** start Task material **
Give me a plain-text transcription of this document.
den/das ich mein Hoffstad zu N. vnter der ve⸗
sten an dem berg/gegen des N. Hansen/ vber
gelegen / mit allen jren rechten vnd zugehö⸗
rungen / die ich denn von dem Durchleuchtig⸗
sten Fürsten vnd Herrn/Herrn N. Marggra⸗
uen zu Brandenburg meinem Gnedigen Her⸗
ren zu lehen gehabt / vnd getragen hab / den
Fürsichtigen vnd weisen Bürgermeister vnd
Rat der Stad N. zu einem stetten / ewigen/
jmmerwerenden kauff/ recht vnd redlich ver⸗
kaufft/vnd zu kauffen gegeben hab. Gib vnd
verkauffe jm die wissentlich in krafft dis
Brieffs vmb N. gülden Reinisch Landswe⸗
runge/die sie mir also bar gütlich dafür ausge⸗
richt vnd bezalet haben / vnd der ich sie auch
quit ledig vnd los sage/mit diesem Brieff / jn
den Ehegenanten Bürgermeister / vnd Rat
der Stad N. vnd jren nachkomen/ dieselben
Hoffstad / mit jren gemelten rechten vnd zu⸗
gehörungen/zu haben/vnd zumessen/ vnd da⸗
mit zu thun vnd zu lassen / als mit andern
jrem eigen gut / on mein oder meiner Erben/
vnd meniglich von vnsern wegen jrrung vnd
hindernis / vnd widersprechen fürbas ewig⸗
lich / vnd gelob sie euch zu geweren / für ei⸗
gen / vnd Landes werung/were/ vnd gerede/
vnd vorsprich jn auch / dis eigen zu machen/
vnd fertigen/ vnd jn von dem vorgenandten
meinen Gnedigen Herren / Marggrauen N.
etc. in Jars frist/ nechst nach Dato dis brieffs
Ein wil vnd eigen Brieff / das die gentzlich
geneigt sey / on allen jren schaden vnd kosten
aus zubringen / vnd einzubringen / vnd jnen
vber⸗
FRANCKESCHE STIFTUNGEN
** end Task material **
What you are asked to do => Copy out every line of the data that includes "eigen".

Full response =>
jrem eigen gut / on mein oder meiner Erben/
vnd vorsprich jn auch / dis eigen zu machen/
Ein wil vnd eigen Brieff / das die gentzlich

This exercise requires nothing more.